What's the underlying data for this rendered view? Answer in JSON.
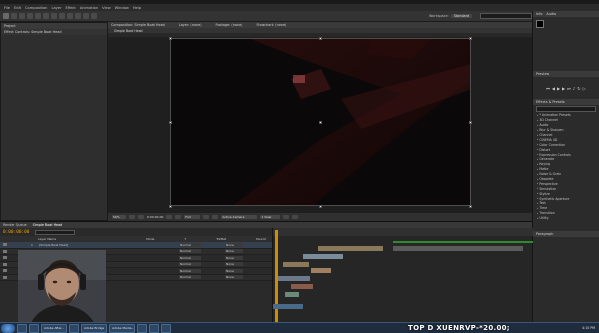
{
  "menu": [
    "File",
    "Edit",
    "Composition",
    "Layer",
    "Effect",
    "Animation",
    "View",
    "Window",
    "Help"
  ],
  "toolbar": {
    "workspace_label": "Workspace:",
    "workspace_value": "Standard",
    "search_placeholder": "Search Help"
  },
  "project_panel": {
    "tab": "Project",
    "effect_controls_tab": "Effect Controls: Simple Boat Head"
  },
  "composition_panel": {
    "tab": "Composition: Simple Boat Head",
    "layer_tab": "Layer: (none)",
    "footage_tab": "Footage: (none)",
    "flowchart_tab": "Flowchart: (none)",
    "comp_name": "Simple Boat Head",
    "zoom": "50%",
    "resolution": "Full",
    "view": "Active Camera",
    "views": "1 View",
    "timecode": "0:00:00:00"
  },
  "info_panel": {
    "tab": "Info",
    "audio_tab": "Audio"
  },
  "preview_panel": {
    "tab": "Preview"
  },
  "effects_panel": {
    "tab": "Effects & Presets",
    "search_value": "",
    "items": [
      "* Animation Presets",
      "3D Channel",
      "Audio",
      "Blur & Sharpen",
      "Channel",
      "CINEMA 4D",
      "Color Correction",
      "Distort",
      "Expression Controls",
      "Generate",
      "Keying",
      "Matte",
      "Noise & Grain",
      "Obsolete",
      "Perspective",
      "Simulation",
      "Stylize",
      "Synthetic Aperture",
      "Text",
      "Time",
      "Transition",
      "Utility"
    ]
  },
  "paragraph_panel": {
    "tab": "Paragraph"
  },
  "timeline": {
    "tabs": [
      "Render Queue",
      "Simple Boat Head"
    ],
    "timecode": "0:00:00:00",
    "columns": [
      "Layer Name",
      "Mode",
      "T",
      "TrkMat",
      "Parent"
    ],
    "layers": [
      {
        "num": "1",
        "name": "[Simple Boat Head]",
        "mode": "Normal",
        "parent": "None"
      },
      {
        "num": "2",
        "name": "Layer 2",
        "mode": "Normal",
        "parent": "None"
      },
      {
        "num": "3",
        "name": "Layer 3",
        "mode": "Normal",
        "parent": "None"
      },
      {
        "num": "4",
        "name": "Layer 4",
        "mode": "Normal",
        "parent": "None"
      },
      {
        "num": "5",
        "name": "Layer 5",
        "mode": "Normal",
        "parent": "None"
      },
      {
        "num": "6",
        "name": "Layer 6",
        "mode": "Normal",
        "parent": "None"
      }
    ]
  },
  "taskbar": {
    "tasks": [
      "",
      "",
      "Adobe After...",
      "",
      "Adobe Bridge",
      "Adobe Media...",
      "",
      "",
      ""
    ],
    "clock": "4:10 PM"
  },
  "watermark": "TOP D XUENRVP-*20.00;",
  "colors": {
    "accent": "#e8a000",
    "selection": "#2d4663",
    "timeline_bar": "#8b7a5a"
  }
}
* * *
• [REQUIREMENTS]: All lines above containing the string "Simple" are to be collected.

• [PROBLEM SOLUTION]:
    "effect_controls_tab": "Effect Controls: Simple Boat Head"
    "tab": "Composition: Simple Boat Head",
    "comp_name": "Simple Boat Head",
      "Simple Boat Head"
        "name": "[Simple Boat Head]",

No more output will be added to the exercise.